## WHAT YOU NEED TO DO:
Quote the post about minimizing a sum of two fractions, starting at "I got the answer" and ending at "get the answer?".

3
$\begingroup$

Here is the question:

Four distinct integers $p$, $q$, $r$ and $s$ are chosen from the set $\{1, 2, 3, 4, 5, \ldots, 16, 17\}$. The minimum possible value of $\frac pq + \frac rs$ can be written as $\frac ab$, where $a$ and $b$ are positive, co-prime integers. What is the value of $a+b$?

I got the answer as $321$. I took the numbers as $\frac pq$ as $\frac 1{16}$ and $\frac rs$ as $\frac 2{17}$ and added them to get $\frac ab = \frac{49}{272}$. Well I first took $\frac pq$ and $\frac rs$ as $\frac 1{17}$ and $\frac 2{16}$ respectively.

So without calculating both the results I wouldn't have got the answer. So can you help me by giving the way to get the answer?

## STUDY MATERIAL:

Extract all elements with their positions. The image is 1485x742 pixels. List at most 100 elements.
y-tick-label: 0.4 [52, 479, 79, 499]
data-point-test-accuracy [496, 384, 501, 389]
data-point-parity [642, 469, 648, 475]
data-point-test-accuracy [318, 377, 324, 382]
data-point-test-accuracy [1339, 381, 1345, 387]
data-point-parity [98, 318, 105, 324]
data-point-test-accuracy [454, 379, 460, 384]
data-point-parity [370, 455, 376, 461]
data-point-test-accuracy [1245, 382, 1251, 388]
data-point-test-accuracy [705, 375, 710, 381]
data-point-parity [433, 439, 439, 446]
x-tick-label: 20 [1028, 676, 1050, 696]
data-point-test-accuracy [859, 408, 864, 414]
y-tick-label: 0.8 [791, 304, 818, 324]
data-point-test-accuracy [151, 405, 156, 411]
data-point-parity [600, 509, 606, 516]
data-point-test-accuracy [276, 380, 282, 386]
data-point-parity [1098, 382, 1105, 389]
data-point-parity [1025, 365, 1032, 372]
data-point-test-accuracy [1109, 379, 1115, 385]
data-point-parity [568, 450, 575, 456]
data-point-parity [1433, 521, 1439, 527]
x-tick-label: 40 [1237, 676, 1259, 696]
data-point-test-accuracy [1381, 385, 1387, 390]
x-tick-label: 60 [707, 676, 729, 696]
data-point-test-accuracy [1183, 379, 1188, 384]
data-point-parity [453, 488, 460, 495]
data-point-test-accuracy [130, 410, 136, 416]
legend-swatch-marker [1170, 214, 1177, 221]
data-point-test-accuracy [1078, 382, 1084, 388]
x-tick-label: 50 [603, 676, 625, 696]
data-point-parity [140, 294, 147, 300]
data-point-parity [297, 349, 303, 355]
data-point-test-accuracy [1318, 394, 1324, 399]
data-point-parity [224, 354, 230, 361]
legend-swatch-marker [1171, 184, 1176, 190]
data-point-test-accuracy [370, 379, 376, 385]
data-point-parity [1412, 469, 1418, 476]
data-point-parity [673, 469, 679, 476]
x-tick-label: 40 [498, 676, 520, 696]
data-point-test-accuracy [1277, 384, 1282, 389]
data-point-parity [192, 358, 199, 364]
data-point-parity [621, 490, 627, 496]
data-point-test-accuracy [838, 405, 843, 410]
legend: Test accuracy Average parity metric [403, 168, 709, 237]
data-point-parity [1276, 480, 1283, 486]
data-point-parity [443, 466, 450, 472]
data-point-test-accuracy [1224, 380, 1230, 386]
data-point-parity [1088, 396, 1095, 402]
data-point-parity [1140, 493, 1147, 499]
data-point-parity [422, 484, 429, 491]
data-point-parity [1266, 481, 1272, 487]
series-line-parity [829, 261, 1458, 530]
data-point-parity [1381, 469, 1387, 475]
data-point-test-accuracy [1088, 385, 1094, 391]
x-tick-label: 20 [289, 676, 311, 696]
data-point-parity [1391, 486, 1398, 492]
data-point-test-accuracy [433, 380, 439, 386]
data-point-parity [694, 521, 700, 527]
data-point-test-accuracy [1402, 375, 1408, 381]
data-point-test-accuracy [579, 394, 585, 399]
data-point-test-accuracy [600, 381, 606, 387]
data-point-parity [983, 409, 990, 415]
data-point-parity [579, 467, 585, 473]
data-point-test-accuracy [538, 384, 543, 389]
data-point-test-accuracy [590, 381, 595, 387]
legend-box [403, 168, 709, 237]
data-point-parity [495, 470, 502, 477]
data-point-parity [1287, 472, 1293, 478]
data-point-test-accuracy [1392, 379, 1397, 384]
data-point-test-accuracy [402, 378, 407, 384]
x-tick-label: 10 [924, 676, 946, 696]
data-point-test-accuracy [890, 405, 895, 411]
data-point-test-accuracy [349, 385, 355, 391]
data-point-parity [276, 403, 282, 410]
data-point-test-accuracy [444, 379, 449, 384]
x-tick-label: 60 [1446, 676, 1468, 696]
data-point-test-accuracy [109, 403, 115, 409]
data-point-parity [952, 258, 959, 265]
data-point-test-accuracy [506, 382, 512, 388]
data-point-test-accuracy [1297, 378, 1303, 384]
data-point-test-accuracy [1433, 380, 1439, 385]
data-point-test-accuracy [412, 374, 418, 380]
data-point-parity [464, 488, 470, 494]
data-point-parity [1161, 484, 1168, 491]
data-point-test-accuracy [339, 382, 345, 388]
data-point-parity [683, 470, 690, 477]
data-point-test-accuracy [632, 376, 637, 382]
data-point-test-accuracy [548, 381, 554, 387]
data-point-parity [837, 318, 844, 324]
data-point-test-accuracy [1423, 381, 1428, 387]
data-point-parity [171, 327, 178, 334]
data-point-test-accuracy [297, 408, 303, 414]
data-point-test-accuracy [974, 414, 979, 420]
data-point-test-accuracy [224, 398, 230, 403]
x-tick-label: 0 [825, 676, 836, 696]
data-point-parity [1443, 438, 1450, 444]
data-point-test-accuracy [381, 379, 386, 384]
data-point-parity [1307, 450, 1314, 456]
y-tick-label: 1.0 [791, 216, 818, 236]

## RESPONSE FOR THIS EXERCISE:
I got the answer as $321$. I took the numbers as $\frac pq$ as $\frac 1{16}$ and $\frac rs$ as $\frac 2{17}$ and added them to get $\frac ab = \frac{49}{272}$. Well I first took $\frac pq$ and $\frac rs$ as $\frac 1{17}$ and $\frac 2{16}$ respectively.

So without calculating both the results I wouldn't have got the answer. So can you help me by giving the way to get the answer?